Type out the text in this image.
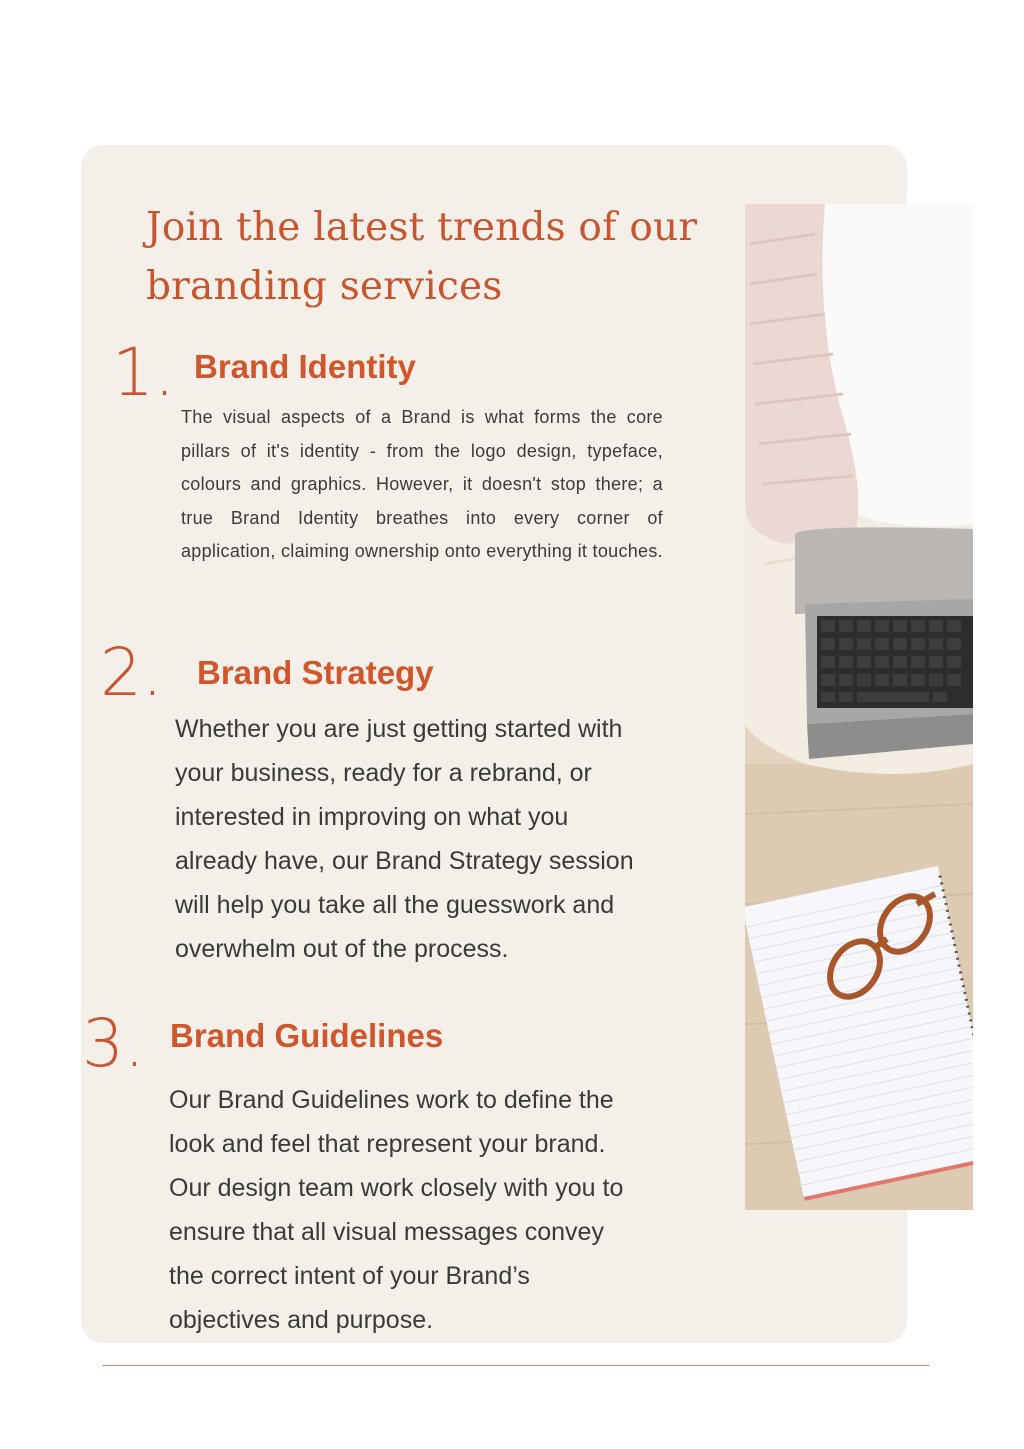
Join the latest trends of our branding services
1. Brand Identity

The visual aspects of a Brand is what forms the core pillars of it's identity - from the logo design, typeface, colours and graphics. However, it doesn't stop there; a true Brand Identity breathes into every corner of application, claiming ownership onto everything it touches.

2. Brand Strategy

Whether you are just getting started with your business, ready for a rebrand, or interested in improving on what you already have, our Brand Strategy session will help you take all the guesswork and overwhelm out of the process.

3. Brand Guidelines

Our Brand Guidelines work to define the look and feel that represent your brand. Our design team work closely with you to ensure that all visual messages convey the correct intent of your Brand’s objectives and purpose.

--- --- ---

- **EXERCISE**
Repeat every record above exactly, but leave out any pictures.

- **THE OUTPUT**
Type out the text in this image.
Join the latest trends of our branding services
1. Brand Identity

The visual aspects of a Brand is what forms the core pillars of it's identity - from the logo design, typeface, colours and graphics. However, it doesn't stop there; a true Brand Identity breathes into every corner of application, claiming ownership onto everything it touches.

2. Brand Strategy

Whether you are just getting started with your business, ready for a rebrand, or interested in improving on what you already have, our Brand Strategy session will help you take all the guesswork and overwhelm out of the process.

3. Brand Guidelines

Our Brand Guidelines work to define the look and feel that represent your brand. Our design team work closely with you to ensure that all visual messages convey the correct intent of your Brand’s objectives and purpose.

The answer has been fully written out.